## The input
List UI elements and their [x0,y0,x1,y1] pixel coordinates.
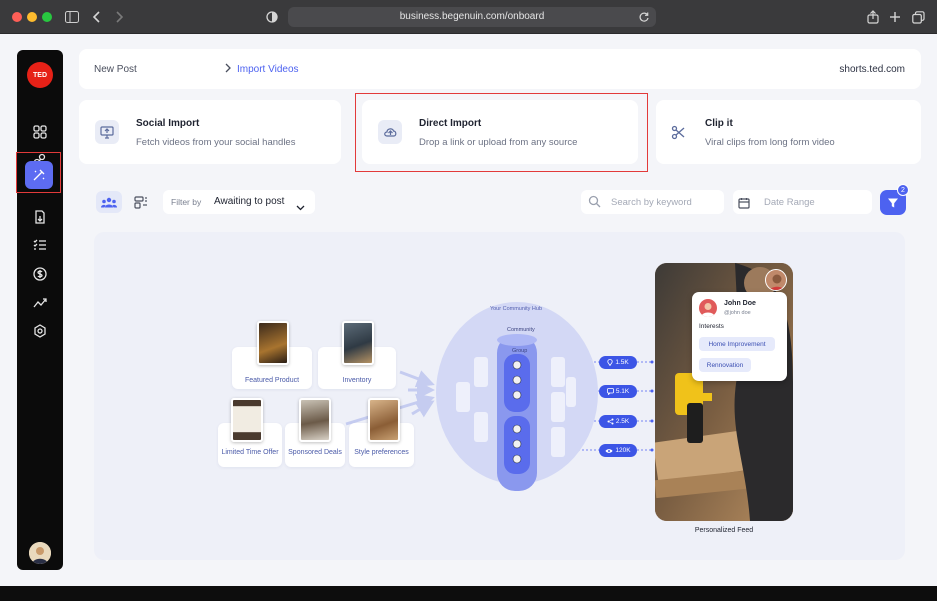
search-icon [588,195,601,213]
interest-chip: Home Improvement [699,337,775,351]
settings-icon[interactable] [28,319,52,343]
funnel-icon [888,198,898,207]
breadcrumb-import-videos[interactable]: Import Videos [237,64,299,75]
tab-overview-icon[interactable] [909,8,927,26]
browser-toolbar: business.begenuin.com/onboard [0,0,937,34]
close-window-button[interactable] [12,12,22,22]
user-avatar[interactable] [29,542,51,564]
forward-icon[interactable] [110,8,128,26]
sidebar: TED [17,50,63,570]
dollar-icon[interactable] [28,262,52,286]
hub-diagram [456,334,576,491]
layout-icon [134,195,147,209]
interest-chip: Rennovation [699,358,751,372]
address-bar[interactable]: business.begenuin.com/onboard [288,7,656,27]
clip-it-subtitle: Viral clips from long form video [705,137,835,148]
social-import-subtitle: Fetch videos from your social handles [136,137,296,148]
import-icon[interactable] [28,205,52,229]
maximize-window-button[interactable] [42,12,52,22]
scissors-icon [666,120,690,144]
profile-avatar [699,299,717,317]
date-range-placeholder: Date Range [764,197,815,208]
creator-avatar [765,269,787,291]
list-icon[interactable] [28,233,52,257]
empty-state-illustration: Featured Product Inventory Limited Time … [94,232,905,560]
share-nodes-icon [607,418,614,425]
minimize-window-button[interactable] [27,12,37,22]
personalized-feed-label: Personalized Feed [694,527,754,534]
search-input[interactable]: Search by keyword [581,190,724,214]
source-label: Sponsored Deals [288,449,342,456]
analytics-icon[interactable] [28,291,52,315]
new-tab-icon[interactable] [886,8,904,26]
stat-pill: 5.1K [599,385,637,398]
hub-group-label: Group [512,348,528,354]
social-import-title: Social Import [136,118,200,129]
community-domain: shorts.ted.com [839,64,905,75]
profile-handle: @john doe [724,310,751,316]
source-label: Limited Time Offer [221,449,279,456]
sponsored-deals-thumbnail [299,398,331,442]
social-import-card[interactable]: Social Import Fetch videos from your soc… [79,100,341,164]
filter-value: Awaiting to post [214,196,285,207]
stat-value: 120K [615,447,631,454]
filter-dropdown[interactable]: Filter by Awaiting to post [163,190,315,214]
search-placeholder: Search by keyword [611,197,692,208]
eye-icon [605,448,613,453]
monitor-upload-icon [95,120,119,144]
chat-icon [606,388,614,395]
stat-value: 2.5K [615,418,630,425]
filter-by-label: Filter by [171,197,202,207]
breadcrumb-new-post[interactable]: New Post [94,64,137,75]
profile-card: John Doe @john doe Interests Home Improv… [692,292,787,381]
filter-count-badge: 2 [897,184,909,196]
clip-it-title: Clip it [705,118,733,129]
community-view-toggle[interactable] [96,191,122,213]
inventory-thumbnail [342,321,374,365]
stat-value: 1.5K [615,359,629,366]
dashboard-grid-icon[interactable] [28,120,52,144]
source-label: Inventory [342,377,372,384]
date-range-input[interactable]: Date Range [733,190,872,214]
limited-time-offer-thumbnail [231,398,263,442]
stat-pill: 1.5K [599,356,637,369]
chevron-right-icon [224,63,232,76]
clip-it-card[interactable]: Clip it Viral clips from long form video [656,100,921,164]
stat-pill: 120K [599,444,637,457]
app-window: TED New Post Import Videos shorts.ted.co… [0,34,937,586]
sidebar-highlight-box [16,152,61,193]
hub-title: Your Community Hub [489,306,543,312]
calendar-icon [738,196,750,214]
location-icon [607,359,613,366]
back-icon[interactable] [88,8,106,26]
source-label: Style preferences [354,449,409,456]
style-preferences-thumbnail [368,398,400,442]
ted-logo[interactable]: TED [27,62,53,88]
breadcrumb-bar: New Post Import Videos shorts.ted.com [79,49,921,89]
profile-name: John Doe [724,300,756,307]
url-text: business.begenuin.com/onboard [399,11,545,22]
share-icon[interactable] [864,8,882,26]
stat-value: 5.1K [615,388,630,395]
source-label: Featured Product [244,377,300,384]
featured-product-thumbnail [257,321,289,365]
users-icon [101,197,117,207]
direct-import-highlight-box [355,93,648,172]
chevron-down-icon [296,198,305,216]
grid-view-toggle[interactable] [128,191,154,213]
reload-icon[interactable] [638,10,650,28]
privacy-shield-icon[interactable] [263,8,281,26]
stat-pill: 2.5K [599,415,637,428]
interests-label: Interests [699,323,724,330]
sidebar-toggle-icon[interactable] [63,8,81,26]
window-bottom-edge [0,586,937,601]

## Instructions to follow
Wherever a line holds the word "card", copy that line out of the entries above.

## Answer to this exercise
social-import-card[interactable]: Social Import Fetch videos from your soc… [79,100,341,164]
profile-card: John Doe @john doe Interests Home Improv… [692,292,787,381]
clip-it-card[interactable]: Clip it Viral clips from long form video [656,100,921,164]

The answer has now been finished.